[start Provided data]
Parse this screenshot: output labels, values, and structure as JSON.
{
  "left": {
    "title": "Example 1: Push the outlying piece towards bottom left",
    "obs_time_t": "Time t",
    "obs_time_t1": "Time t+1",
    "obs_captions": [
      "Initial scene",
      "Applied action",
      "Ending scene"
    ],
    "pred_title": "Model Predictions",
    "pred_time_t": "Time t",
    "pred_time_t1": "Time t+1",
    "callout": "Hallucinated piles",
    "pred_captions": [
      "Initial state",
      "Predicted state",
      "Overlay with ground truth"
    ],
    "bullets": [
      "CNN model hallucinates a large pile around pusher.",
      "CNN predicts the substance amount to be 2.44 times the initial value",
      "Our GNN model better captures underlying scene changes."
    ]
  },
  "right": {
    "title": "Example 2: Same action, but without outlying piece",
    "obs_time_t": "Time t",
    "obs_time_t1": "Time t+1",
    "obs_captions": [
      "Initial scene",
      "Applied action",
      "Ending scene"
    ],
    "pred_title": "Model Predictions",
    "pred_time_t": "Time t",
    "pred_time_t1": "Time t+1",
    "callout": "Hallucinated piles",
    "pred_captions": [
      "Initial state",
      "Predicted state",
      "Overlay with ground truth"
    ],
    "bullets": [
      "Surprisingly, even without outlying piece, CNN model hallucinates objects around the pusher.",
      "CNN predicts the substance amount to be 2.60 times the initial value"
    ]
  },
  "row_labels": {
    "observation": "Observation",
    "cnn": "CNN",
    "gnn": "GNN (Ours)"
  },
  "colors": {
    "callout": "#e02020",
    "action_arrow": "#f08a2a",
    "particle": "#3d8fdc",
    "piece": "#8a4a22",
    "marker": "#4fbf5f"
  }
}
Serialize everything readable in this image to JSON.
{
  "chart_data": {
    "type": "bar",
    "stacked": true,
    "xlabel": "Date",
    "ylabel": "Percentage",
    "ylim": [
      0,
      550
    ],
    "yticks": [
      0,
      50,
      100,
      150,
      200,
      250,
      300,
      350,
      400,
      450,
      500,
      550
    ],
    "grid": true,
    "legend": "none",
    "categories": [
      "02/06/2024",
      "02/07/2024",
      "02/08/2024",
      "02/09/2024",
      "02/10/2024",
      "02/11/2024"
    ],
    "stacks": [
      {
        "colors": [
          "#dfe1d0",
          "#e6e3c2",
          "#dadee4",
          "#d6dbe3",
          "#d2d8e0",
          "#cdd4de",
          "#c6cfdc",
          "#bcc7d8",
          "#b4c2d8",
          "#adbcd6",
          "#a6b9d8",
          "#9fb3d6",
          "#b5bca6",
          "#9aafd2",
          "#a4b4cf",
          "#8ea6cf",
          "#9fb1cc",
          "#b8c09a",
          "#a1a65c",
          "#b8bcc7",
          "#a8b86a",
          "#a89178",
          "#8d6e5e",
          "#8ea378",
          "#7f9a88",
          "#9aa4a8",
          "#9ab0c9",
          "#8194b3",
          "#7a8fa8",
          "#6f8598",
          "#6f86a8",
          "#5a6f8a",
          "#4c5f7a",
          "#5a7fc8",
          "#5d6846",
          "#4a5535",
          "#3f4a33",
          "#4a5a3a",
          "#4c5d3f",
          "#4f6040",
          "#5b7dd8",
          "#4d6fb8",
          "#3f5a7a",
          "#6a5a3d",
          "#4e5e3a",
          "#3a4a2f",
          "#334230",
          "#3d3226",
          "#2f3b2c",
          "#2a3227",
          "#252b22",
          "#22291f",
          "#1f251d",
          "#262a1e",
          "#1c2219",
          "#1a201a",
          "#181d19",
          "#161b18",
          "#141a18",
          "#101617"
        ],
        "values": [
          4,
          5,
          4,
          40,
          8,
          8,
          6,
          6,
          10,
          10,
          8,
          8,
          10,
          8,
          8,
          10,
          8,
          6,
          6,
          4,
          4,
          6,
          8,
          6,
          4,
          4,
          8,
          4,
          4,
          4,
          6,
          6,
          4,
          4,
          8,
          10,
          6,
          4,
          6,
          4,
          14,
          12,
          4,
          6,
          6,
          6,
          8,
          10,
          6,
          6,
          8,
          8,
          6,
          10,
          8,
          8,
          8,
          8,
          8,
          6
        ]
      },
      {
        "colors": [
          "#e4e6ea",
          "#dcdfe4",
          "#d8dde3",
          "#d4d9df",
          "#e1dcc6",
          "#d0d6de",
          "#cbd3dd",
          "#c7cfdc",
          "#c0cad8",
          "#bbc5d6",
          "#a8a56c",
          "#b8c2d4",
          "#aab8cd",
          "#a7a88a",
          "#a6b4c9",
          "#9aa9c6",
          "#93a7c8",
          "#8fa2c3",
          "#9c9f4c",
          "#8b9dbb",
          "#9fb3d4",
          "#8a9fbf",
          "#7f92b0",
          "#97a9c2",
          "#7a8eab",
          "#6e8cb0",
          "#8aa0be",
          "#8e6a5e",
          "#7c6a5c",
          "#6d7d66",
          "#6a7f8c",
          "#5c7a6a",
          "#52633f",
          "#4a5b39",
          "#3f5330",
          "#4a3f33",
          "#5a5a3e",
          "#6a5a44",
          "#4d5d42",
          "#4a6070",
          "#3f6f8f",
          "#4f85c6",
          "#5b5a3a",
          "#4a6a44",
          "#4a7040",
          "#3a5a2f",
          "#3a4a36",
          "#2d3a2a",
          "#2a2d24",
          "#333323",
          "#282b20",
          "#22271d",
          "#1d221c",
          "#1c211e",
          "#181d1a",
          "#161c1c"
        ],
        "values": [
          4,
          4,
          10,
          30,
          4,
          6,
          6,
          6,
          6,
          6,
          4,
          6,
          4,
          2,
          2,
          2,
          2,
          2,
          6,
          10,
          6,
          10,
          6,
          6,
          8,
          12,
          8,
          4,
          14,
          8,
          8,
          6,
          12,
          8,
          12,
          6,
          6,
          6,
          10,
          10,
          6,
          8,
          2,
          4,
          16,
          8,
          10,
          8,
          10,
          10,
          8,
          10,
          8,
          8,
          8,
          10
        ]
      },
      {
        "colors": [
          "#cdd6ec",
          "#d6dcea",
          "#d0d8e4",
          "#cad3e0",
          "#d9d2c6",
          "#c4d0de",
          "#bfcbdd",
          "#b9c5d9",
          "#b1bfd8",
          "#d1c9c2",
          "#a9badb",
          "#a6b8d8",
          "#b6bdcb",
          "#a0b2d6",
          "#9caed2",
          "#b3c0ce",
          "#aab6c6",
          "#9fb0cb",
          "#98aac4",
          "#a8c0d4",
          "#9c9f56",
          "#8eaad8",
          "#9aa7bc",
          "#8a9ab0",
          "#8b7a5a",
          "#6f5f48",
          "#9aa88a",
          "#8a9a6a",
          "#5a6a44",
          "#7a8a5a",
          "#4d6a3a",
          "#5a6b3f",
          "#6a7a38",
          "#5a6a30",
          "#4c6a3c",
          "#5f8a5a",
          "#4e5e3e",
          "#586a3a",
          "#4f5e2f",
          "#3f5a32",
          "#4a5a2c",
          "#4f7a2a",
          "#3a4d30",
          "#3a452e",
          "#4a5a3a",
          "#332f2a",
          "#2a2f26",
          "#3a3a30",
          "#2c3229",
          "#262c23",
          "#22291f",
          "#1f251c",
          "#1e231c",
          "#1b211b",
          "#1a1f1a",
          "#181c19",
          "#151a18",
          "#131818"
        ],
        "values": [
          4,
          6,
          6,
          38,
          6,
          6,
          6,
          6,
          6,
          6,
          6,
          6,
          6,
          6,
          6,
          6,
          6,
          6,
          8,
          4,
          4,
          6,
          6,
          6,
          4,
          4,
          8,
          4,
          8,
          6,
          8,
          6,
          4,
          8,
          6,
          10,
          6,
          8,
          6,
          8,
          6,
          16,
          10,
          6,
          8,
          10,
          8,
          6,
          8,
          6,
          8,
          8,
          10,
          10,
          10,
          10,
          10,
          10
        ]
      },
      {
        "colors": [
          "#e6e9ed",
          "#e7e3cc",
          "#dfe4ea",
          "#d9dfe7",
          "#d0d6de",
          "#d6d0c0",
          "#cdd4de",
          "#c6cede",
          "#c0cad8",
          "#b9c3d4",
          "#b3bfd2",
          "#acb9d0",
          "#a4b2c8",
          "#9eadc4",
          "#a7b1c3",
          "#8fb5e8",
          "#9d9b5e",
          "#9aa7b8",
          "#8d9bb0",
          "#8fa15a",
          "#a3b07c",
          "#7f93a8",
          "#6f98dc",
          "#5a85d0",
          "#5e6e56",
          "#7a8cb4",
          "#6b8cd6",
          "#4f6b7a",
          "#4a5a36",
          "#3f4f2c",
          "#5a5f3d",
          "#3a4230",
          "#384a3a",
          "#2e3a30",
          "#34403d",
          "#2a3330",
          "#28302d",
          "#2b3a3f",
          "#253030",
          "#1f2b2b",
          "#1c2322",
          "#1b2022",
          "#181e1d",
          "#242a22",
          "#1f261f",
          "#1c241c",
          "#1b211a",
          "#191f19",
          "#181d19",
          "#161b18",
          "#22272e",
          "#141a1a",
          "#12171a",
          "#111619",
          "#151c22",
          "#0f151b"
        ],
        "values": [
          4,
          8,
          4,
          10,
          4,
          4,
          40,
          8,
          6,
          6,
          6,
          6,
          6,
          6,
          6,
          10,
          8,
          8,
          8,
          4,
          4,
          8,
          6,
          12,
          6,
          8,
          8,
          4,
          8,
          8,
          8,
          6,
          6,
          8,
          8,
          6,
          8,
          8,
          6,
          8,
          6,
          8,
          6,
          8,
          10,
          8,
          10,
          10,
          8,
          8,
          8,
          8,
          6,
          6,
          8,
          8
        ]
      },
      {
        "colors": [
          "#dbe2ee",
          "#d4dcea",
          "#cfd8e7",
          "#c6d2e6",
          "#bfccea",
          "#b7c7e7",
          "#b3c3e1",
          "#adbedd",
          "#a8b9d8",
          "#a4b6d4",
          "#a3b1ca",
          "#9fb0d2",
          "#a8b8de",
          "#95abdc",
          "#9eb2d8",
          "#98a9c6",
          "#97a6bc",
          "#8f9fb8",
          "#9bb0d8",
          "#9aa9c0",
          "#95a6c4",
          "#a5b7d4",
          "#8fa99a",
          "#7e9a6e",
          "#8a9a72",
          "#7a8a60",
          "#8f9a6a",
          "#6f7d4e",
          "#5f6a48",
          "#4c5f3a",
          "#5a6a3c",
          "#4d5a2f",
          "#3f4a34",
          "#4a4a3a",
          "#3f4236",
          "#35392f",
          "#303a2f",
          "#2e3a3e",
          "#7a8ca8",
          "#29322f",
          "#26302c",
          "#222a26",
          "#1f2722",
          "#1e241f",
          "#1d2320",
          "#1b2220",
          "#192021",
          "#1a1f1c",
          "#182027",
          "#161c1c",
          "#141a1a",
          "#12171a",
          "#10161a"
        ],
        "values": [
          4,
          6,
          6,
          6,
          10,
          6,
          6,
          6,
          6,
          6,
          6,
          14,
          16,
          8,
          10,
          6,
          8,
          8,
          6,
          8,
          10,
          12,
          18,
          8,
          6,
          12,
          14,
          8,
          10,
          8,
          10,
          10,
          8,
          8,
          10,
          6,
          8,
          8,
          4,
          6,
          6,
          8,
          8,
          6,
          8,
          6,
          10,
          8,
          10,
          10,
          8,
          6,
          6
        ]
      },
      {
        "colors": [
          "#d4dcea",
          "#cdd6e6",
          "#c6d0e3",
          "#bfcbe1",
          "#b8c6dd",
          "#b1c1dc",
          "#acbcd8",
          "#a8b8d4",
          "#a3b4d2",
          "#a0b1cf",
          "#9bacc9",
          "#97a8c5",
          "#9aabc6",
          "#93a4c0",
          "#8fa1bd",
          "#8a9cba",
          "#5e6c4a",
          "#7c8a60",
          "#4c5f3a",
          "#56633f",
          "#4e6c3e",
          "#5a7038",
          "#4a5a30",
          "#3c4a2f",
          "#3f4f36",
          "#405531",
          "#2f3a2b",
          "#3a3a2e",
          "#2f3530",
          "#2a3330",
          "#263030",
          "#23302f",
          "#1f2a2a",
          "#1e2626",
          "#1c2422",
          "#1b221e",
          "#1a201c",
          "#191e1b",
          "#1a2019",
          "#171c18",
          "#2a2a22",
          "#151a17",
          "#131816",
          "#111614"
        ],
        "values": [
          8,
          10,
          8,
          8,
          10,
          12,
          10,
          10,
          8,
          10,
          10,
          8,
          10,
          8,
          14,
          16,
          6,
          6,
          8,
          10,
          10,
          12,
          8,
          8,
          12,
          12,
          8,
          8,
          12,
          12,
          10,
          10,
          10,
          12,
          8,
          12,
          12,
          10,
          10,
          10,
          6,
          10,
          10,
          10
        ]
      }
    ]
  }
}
[end Provided data]
Written request ->
Gather each line from the listing above that holds "piece".

Solution for this task ->
    "title": "Example 1: Push the outlying piece towards bottom left",
    "title": "Example 2: Same action, but without outlying piece",
      "Surprisingly, even without outlying piece, CNN model hallucinates objects around the pusher.",
    "piece": "#8a4a22",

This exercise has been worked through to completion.